必要な作業
以下のエントリーをすべて書き直し、「GHz」を「MHz」に置き換えること。それ以外の箇所は一切変更しない。

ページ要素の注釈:
* * *

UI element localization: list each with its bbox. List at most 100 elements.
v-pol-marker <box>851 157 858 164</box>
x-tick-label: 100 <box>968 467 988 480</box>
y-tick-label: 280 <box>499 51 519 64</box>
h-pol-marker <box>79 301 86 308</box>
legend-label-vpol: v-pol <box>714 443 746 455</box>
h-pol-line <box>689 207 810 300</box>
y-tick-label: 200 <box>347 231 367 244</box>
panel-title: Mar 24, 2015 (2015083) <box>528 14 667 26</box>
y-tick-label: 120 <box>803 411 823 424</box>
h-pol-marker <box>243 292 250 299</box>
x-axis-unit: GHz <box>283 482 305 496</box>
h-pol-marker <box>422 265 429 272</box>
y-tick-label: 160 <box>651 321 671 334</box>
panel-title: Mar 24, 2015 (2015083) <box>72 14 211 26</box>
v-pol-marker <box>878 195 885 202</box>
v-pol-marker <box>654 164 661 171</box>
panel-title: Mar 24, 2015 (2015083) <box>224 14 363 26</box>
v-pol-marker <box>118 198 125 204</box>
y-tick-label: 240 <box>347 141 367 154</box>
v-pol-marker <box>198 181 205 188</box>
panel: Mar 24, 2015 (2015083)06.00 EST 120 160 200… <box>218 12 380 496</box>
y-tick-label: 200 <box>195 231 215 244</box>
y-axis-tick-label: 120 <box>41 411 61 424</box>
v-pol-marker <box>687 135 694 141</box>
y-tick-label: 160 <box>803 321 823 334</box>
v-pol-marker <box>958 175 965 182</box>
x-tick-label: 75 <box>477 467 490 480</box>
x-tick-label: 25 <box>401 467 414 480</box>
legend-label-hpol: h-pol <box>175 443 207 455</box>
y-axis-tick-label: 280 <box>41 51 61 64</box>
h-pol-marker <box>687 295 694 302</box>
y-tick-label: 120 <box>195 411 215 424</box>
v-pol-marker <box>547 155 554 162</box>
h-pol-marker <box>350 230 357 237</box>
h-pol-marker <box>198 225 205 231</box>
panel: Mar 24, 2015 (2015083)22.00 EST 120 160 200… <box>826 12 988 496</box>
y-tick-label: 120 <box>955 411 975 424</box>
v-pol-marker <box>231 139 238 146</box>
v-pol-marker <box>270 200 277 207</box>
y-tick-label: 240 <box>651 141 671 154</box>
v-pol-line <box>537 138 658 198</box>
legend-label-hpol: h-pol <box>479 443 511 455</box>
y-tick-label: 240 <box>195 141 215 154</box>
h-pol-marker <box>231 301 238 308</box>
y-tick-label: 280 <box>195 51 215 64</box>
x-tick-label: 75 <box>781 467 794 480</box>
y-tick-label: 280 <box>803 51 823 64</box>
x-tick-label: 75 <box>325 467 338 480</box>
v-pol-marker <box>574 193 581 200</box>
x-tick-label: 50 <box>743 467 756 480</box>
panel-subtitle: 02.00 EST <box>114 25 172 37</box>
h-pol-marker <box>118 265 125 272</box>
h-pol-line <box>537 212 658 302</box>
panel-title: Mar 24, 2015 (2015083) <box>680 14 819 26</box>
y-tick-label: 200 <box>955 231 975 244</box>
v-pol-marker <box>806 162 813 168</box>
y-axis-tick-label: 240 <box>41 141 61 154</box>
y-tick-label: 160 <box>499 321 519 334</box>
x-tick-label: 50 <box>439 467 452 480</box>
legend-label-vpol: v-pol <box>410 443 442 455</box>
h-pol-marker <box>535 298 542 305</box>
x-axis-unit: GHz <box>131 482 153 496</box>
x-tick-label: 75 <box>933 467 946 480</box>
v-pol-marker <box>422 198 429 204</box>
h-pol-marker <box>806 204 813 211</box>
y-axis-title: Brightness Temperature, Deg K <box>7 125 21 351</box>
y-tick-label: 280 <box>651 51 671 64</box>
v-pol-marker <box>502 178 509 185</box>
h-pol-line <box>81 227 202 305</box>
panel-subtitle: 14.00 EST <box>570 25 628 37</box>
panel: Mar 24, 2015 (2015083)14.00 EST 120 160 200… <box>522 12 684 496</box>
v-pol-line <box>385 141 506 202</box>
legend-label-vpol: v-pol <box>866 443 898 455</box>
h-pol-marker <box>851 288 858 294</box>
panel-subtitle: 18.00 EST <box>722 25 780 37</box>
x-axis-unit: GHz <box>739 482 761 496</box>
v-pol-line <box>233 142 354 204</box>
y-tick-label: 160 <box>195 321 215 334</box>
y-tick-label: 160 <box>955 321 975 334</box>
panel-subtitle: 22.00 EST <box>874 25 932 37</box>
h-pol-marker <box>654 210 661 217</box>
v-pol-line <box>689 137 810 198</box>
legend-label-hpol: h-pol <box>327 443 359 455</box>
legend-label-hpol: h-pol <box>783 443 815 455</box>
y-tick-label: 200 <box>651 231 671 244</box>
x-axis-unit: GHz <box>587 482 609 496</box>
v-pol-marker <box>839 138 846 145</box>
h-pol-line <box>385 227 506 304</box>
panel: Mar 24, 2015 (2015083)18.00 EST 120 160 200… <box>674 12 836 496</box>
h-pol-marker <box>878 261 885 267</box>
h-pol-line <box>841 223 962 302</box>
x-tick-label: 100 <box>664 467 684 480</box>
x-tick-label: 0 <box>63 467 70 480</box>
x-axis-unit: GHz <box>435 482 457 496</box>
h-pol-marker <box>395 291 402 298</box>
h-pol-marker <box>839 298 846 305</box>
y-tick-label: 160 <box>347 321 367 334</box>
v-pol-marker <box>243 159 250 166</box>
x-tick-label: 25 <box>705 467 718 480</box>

* * *

最終回答
UI element localization: list each with its bbox. List at most 100 elements.
v-pol-marker <box>851 157 858 164</box>
x-tick-label: 100 <box>968 467 988 480</box>
y-tick-label: 280 <box>499 51 519 64</box>
h-pol-marker <box>79 301 86 308</box>
legend-label-vpol: v-pol <box>714 443 746 455</box>
h-pol-line <box>689 207 810 300</box>
y-tick-label: 200 <box>347 231 367 244</box>
panel-title: Mar 24, 2015 (2015083) <box>528 14 667 26</box>
y-tick-label: 120 <box>803 411 823 424</box>
h-pol-marker <box>243 292 250 299</box>
x-axis-unit: MHz <box>283 482 305 496</box>
h-pol-marker <box>422 265 429 272</box>
y-tick-label: 160 <box>651 321 671 334</box>
panel-title: Mar 24, 2015 (2015083) <box>72 14 211 26</box>
v-pol-marker <box>878 195 885 202</box>
v-pol-marker <box>654 164 661 171</box>
panel-title: Mar 24, 2015 (2015083) <box>224 14 363 26</box>
v-pol-marker <box>118 198 125 204</box>
y-tick-label: 240 <box>347 141 367 154</box>
v-pol-marker <box>198 181 205 188</box>
panel: Mar 24, 2015 (2015083)06.00 EST 120 160 200… <box>218 12 380 496</box>
y-tick-label: 200 <box>195 231 215 244</box>
y-axis-tick-label: 120 <box>41 411 61 424</box>
v-pol-marker <box>687 135 694 141</box>
y-tick-label: 160 <box>803 321 823 334</box>
v-pol-marker <box>958 175 965 182</box>
x-tick-label: 75 <box>477 467 490 480</box>
x-tick-label: 25 <box>401 467 414 480</box>
legend-label-hpol: h-pol <box>175 443 207 455</box>
y-axis-tick-label: 280 <box>41 51 61 64</box>
h-pol-marker <box>687 295 694 302</box>
y-tick-label: 120 <box>195 411 215 424</box>
v-pol-marker <box>547 155 554 162</box>
h-pol-marker <box>350 230 357 237</box>
h-pol-marker <box>198 225 205 231</box>
panel: Mar 24, 2015 (2015083)22.00 EST 120 160 200… <box>826 12 988 496</box>
y-tick-label: 120 <box>955 411 975 424</box>
v-pol-marker <box>231 139 238 146</box>
v-pol-marker <box>270 200 277 207</box>
y-tick-label: 240 <box>651 141 671 154</box>
v-pol-line <box>537 138 658 198</box>
legend-label-hpol: h-pol <box>479 443 511 455</box>
y-tick-label: 240 <box>195 141 215 154</box>
h-pol-marker <box>231 301 238 308</box>
y-tick-label: 280 <box>195 51 215 64</box>
x-tick-label: 75 <box>781 467 794 480</box>
y-tick-label: 280 <box>803 51 823 64</box>
x-tick-label: 75 <box>325 467 338 480</box>
v-pol-marker <box>574 193 581 200</box>
x-tick-label: 50 <box>743 467 756 480</box>
panel-subtitle: 02.00 EST <box>114 25 172 37</box>
h-pol-marker <box>118 265 125 272</box>
h-pol-line <box>537 212 658 302</box>
panel-title: Mar 24, 2015 (2015083) <box>680 14 819 26</box>
y-tick-label: 200 <box>955 231 975 244</box>
v-pol-marker <box>806 162 813 168</box>
y-axis-tick-label: 240 <box>41 141 61 154</box>
y-tick-label: 160 <box>499 321 519 334</box>
x-tick-label: 50 <box>439 467 452 480</box>
legend-label-vpol: v-pol <box>410 443 442 455</box>
h-pol-marker <box>535 298 542 305</box>
x-axis-unit: MHz <box>131 482 153 496</box>
x-tick-label: 75 <box>933 467 946 480</box>
v-pol-marker <box>422 198 429 204</box>
h-pol-marker <box>806 204 813 211</box>
y-axis-title: Brightness Temperature, Deg K <box>7 125 21 351</box>
y-tick-label: 280 <box>651 51 671 64</box>
v-pol-marker <box>502 178 509 185</box>
h-pol-line <box>81 227 202 305</box>
panel-subtitle: 14.00 EST <box>570 25 628 37</box>
panel: Mar 24, 2015 (2015083)14.00 EST 120 160 200… <box>522 12 684 496</box>
v-pol-line <box>385 141 506 202</box>
legend-label-vpol: v-pol <box>866 443 898 455</box>
h-pol-marker <box>851 288 858 294</box>
panel-subtitle: 18.00 EST <box>722 25 780 37</box>
x-axis-unit: MHz <box>739 482 761 496</box>
v-pol-line <box>233 142 354 204</box>
y-tick-label: 160 <box>195 321 215 334</box>
y-tick-label: 160 <box>955 321 975 334</box>
panel-subtitle: 22.00 EST <box>874 25 932 37</box>
h-pol-marker <box>654 210 661 217</box>
v-pol-line <box>689 137 810 198</box>
legend-label-hpol: h-pol <box>327 443 359 455</box>
legend-label-hpol: h-pol <box>783 443 815 455</box>
y-tick-label: 200 <box>651 231 671 244</box>
x-axis-unit: MHz <box>587 482 609 496</box>
v-pol-marker <box>839 138 846 145</box>
h-pol-line <box>385 227 506 304</box>
panel: Mar 24, 2015 (2015083)18.00 EST 120 160 200… <box>674 12 836 496</box>
h-pol-marker <box>878 261 885 267</box>
h-pol-line <box>841 223 962 302</box>
x-tick-label: 100 <box>664 467 684 480</box>
x-tick-label: 0 <box>63 467 70 480</box>
x-axis-unit: MHz <box>435 482 457 496</box>
h-pol-marker <box>395 291 402 298</box>
h-pol-marker <box>839 298 846 305</box>
y-tick-label: 160 <box>347 321 367 334</box>
v-pol-marker <box>243 159 250 166</box>
x-tick-label: 25 <box>705 467 718 480</box>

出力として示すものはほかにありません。